Written instruction: Tally how many lines include "wartości". The number is the whole answer.

**********

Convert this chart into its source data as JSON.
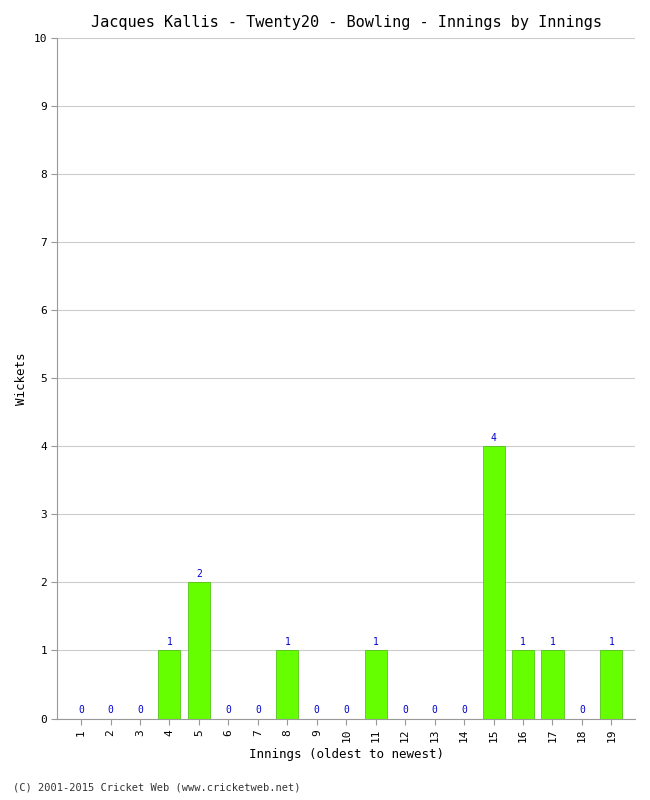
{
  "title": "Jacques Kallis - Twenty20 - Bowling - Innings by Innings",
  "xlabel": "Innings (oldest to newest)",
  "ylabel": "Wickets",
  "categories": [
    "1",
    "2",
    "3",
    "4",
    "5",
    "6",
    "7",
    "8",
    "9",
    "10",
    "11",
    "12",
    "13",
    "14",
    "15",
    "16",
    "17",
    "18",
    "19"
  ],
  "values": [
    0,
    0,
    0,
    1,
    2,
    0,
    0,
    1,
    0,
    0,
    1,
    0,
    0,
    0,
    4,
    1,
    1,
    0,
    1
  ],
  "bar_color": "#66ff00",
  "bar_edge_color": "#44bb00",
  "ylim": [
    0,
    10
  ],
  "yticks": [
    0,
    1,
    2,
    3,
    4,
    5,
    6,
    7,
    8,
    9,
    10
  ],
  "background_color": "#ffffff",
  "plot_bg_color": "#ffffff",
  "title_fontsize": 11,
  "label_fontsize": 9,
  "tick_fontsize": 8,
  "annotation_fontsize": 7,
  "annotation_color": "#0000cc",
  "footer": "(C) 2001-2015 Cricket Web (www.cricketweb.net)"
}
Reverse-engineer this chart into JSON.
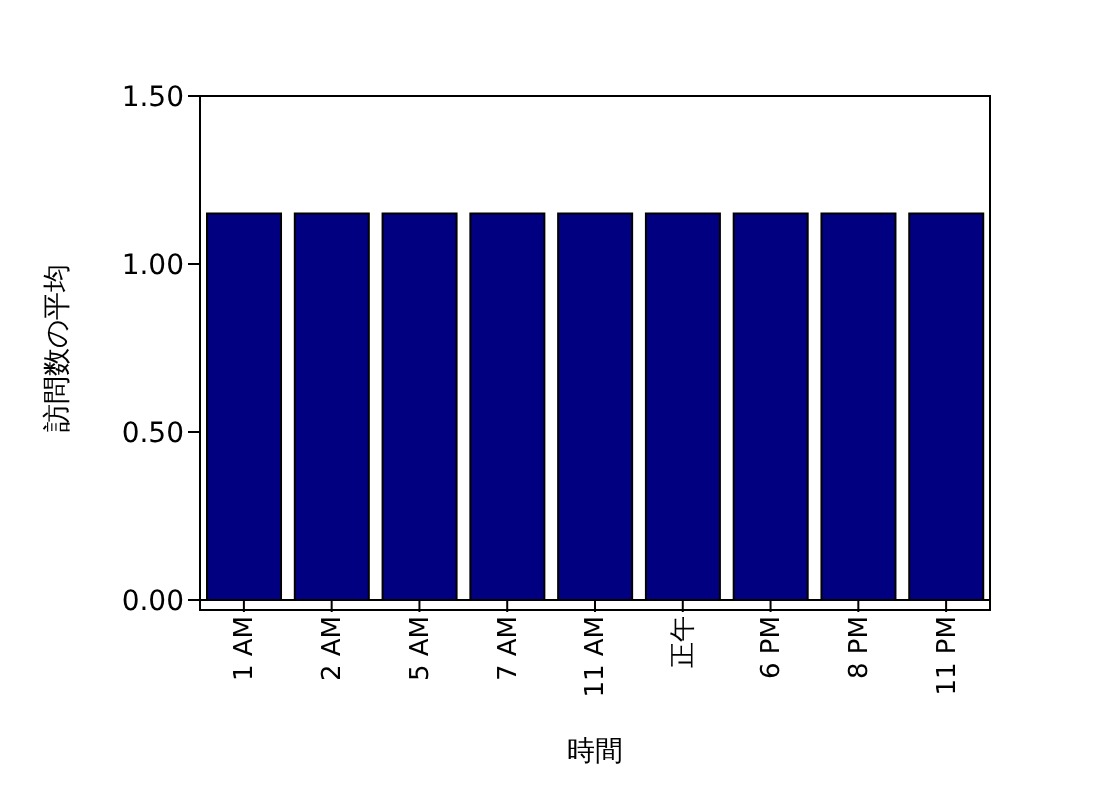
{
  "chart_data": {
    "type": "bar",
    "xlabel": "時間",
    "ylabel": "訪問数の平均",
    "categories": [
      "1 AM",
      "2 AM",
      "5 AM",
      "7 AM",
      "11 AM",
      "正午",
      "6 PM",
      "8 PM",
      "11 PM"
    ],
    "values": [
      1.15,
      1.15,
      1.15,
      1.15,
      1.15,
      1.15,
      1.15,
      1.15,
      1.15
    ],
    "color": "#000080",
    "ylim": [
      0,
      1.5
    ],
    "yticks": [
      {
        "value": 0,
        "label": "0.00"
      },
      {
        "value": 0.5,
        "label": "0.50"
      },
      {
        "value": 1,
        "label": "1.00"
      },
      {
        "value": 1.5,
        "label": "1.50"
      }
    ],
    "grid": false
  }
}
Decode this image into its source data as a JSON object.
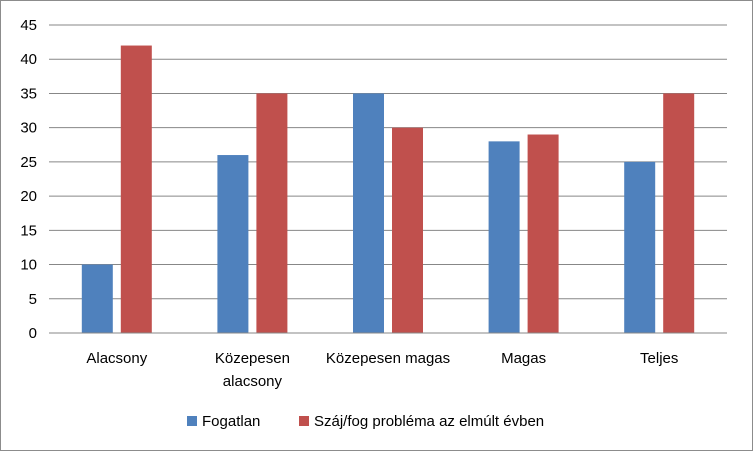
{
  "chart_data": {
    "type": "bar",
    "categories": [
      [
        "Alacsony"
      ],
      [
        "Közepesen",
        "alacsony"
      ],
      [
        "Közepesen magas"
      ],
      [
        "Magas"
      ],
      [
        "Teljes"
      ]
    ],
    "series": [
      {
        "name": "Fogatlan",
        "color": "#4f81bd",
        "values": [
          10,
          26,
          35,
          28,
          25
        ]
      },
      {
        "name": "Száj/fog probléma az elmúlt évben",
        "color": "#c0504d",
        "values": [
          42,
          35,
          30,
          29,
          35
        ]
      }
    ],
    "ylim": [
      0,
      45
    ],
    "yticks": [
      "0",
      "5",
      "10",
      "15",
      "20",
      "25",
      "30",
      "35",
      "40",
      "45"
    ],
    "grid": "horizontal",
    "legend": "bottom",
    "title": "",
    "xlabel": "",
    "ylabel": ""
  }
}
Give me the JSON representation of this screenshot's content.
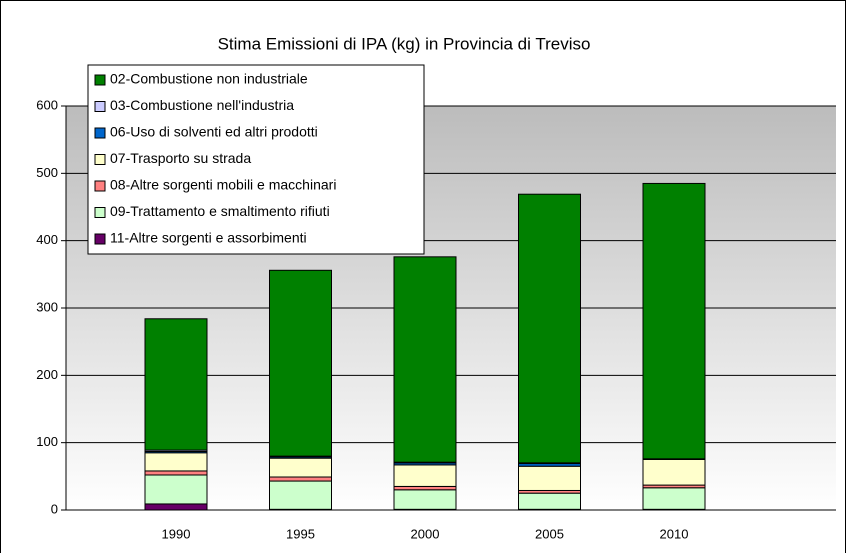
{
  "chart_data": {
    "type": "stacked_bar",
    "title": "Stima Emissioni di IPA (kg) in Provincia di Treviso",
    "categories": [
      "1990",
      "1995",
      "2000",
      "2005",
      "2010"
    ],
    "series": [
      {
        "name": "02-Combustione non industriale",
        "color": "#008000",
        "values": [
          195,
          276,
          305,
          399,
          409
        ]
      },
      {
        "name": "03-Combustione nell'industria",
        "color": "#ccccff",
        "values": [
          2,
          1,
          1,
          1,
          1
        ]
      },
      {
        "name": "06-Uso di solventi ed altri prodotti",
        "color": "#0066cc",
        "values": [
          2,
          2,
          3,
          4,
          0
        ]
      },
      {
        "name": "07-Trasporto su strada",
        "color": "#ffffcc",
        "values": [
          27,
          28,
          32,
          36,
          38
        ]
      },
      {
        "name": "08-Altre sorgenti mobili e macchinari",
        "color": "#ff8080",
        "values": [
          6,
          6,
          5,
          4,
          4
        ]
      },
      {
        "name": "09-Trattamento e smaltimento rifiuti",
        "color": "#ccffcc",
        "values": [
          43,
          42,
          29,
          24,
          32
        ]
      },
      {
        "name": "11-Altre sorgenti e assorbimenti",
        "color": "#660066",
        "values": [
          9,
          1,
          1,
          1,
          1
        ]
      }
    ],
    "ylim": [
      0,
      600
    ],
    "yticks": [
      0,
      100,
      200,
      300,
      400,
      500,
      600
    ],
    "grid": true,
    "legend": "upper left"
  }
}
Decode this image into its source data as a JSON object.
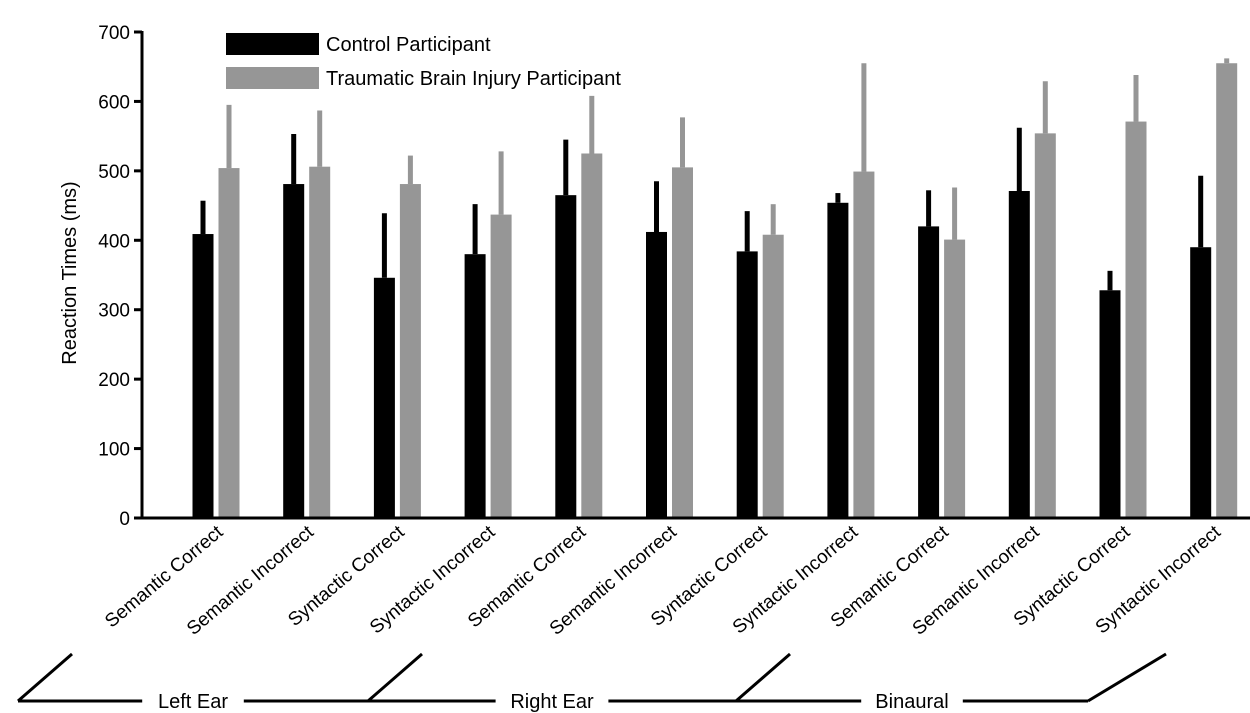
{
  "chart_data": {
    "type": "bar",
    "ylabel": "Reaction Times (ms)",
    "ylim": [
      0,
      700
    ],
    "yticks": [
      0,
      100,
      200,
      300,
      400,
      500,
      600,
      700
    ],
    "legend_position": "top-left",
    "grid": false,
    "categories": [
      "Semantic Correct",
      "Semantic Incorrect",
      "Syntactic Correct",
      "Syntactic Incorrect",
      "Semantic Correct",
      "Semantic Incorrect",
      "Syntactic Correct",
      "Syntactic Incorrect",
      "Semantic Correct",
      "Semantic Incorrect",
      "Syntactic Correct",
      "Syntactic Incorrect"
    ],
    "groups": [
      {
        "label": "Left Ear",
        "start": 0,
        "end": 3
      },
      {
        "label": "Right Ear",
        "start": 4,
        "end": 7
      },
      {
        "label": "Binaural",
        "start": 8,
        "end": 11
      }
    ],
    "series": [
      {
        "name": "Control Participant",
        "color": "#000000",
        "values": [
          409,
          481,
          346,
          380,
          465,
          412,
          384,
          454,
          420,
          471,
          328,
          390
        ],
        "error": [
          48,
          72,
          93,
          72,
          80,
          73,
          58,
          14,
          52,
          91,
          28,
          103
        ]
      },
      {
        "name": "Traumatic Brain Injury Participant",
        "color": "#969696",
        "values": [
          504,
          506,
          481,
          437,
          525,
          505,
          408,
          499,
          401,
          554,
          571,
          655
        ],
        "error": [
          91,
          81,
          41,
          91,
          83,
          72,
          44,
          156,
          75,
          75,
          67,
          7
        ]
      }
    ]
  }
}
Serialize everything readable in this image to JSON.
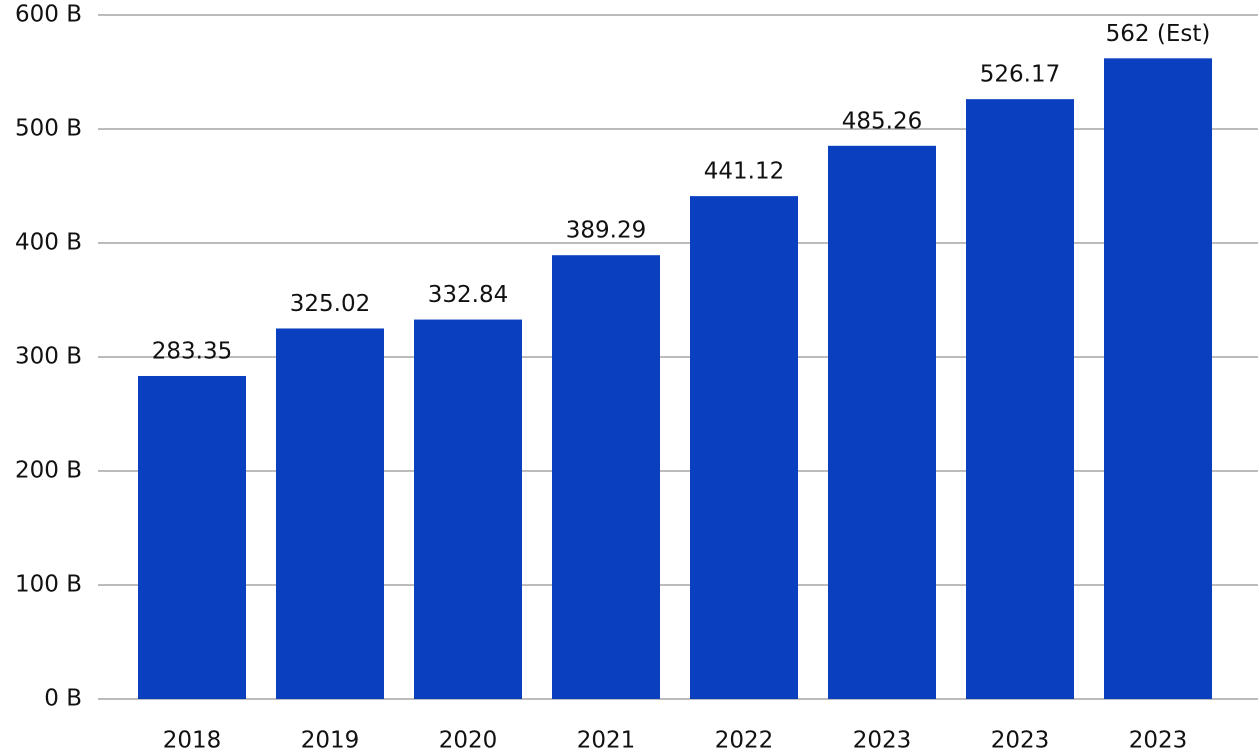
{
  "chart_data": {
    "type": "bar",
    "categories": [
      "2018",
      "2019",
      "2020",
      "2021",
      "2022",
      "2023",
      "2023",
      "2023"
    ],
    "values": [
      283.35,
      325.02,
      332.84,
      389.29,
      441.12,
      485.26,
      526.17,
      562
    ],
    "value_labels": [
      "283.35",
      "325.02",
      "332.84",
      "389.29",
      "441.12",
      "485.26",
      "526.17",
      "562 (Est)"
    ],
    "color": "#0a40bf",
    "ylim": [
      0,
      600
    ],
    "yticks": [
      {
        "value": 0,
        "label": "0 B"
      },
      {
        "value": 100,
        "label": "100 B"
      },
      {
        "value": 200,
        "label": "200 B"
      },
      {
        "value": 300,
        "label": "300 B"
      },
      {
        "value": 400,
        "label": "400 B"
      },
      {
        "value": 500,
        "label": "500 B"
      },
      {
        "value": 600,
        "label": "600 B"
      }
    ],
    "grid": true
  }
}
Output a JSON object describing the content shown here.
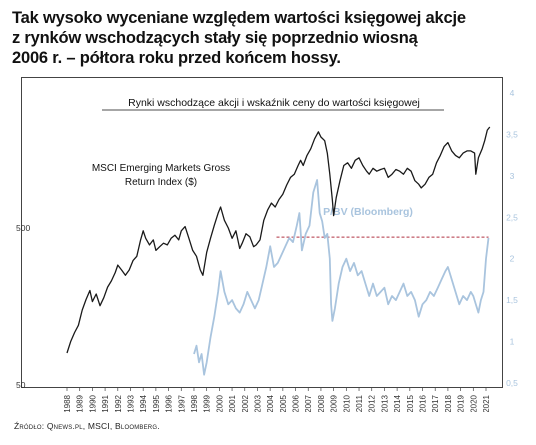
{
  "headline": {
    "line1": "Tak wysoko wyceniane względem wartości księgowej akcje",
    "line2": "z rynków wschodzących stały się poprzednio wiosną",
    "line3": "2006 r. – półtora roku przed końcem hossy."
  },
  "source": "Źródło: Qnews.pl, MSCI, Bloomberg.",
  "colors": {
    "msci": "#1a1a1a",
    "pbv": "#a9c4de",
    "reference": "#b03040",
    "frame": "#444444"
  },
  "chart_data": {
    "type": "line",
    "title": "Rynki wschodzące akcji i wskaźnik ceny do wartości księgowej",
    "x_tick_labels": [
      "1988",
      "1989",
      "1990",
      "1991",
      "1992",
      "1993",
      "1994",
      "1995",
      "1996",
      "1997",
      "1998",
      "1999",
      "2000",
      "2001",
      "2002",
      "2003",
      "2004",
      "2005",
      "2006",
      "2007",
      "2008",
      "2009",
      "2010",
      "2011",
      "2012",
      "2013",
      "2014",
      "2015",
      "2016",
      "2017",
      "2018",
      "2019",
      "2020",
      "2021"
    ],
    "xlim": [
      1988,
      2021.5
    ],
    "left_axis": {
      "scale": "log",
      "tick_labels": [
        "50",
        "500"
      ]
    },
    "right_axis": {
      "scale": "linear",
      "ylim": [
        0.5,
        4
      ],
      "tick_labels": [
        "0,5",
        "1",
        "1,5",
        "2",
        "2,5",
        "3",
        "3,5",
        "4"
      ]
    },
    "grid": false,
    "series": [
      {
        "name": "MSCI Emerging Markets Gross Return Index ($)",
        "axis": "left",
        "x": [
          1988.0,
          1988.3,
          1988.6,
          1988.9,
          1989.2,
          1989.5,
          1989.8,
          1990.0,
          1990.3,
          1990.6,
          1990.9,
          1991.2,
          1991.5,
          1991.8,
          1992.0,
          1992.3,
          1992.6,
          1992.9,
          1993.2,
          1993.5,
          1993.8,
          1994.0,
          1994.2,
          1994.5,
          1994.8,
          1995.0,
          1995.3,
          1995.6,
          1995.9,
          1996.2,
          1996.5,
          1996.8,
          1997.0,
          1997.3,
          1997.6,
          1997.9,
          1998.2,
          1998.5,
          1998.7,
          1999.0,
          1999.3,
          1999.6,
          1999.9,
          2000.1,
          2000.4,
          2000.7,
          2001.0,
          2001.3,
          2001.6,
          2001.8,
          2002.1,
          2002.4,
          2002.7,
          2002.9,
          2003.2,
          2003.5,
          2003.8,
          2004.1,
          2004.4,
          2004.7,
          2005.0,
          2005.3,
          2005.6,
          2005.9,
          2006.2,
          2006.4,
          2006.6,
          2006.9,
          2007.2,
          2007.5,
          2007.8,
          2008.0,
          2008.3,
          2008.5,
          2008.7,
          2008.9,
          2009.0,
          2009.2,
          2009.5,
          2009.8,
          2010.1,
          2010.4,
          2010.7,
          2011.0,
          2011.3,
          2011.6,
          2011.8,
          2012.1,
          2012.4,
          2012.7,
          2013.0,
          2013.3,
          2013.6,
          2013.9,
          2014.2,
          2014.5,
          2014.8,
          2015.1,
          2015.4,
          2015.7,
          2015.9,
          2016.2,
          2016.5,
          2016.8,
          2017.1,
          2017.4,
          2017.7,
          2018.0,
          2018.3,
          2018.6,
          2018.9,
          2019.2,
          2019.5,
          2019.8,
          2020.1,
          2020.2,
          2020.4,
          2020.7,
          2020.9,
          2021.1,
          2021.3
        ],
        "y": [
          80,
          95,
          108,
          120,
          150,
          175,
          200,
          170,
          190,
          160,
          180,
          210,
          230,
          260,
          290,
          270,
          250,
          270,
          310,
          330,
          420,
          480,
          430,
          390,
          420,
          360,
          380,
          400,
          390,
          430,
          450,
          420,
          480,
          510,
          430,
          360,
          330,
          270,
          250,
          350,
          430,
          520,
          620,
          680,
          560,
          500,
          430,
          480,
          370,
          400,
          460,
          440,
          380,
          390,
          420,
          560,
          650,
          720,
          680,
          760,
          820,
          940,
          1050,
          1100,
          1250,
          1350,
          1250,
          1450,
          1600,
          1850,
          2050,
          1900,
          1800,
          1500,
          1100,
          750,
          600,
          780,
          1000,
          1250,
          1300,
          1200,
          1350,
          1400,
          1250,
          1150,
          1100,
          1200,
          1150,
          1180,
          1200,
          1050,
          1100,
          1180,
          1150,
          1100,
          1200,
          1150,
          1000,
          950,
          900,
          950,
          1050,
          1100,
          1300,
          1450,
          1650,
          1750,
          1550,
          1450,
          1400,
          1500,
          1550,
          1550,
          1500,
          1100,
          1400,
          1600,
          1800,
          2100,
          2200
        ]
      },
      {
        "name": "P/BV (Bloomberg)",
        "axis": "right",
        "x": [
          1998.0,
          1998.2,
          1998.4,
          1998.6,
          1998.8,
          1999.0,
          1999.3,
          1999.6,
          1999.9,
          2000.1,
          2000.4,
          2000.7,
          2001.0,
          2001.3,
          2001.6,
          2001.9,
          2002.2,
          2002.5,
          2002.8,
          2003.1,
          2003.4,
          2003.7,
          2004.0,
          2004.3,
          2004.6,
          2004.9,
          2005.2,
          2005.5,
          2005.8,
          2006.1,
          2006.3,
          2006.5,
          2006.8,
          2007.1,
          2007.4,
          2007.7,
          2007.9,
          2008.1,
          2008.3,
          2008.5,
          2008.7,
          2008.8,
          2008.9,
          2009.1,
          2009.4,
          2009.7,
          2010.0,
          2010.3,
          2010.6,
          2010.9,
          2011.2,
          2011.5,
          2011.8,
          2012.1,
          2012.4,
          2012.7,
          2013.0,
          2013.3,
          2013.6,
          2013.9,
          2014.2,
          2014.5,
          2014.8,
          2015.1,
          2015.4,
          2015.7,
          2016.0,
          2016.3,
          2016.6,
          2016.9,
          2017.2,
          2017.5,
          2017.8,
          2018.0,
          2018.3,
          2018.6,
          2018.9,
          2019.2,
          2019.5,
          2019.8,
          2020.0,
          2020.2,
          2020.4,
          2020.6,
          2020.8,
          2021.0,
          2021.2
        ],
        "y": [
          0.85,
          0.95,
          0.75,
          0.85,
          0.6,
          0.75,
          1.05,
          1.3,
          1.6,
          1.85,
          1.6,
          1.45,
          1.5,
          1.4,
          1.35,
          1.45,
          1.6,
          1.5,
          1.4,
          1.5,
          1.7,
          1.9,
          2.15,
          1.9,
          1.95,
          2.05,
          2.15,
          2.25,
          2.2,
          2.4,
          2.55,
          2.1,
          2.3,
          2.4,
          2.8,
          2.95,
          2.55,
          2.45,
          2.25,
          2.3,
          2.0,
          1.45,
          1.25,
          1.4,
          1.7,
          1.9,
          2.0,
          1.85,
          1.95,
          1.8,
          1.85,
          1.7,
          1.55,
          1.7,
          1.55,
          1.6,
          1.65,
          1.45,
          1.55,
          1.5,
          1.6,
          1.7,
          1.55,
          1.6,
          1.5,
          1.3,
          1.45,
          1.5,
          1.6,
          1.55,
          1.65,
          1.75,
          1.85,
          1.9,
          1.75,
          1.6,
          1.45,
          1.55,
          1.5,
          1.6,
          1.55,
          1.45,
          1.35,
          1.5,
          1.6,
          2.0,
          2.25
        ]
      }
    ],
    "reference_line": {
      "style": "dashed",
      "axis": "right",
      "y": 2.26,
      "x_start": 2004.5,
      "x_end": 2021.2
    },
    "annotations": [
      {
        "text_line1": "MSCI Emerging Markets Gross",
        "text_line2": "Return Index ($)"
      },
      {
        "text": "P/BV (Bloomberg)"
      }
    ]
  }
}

**********

Task solution: 2